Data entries
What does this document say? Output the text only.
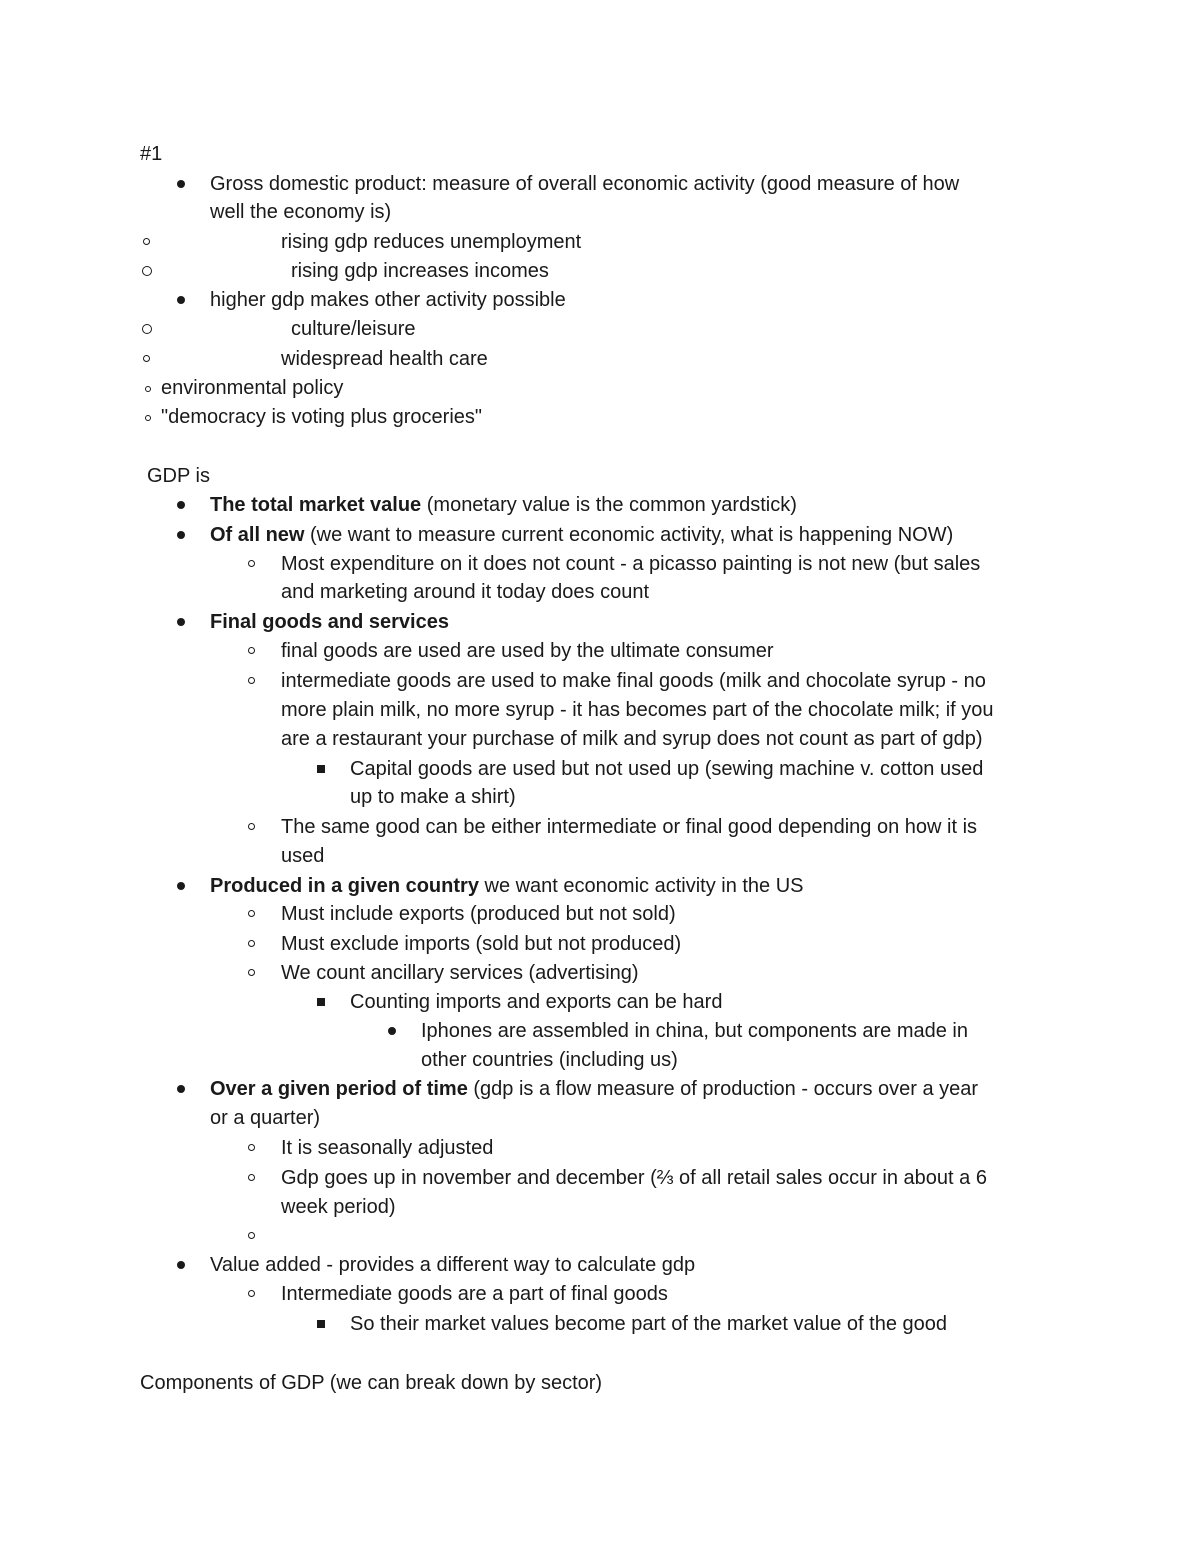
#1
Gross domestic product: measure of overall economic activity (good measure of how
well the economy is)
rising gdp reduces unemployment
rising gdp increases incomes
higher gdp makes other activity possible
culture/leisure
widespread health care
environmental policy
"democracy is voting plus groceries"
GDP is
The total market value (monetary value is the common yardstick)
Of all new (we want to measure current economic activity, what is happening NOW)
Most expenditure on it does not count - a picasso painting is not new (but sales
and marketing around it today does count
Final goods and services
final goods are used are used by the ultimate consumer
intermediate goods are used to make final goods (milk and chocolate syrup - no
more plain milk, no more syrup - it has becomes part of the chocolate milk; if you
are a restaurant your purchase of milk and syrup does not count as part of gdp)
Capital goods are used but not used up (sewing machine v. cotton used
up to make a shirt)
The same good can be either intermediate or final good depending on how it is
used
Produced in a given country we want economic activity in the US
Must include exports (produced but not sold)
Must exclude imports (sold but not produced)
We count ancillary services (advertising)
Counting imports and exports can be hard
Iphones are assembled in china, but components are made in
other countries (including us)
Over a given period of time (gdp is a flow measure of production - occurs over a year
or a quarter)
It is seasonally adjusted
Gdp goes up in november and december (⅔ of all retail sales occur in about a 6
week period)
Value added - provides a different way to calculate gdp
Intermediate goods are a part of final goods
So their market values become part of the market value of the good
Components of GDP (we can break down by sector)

## EXERCISE BRIEF
Return from the data every line that holds "syrup".

## SOLUTION FOR THIS TASK
intermediate goods are used to make final goods (milk and chocolate syrup - no
more plain milk, no more syrup - it has becomes part of the chocolate milk; if you
are a restaurant your purchase of milk and syrup does not count as part of gdp)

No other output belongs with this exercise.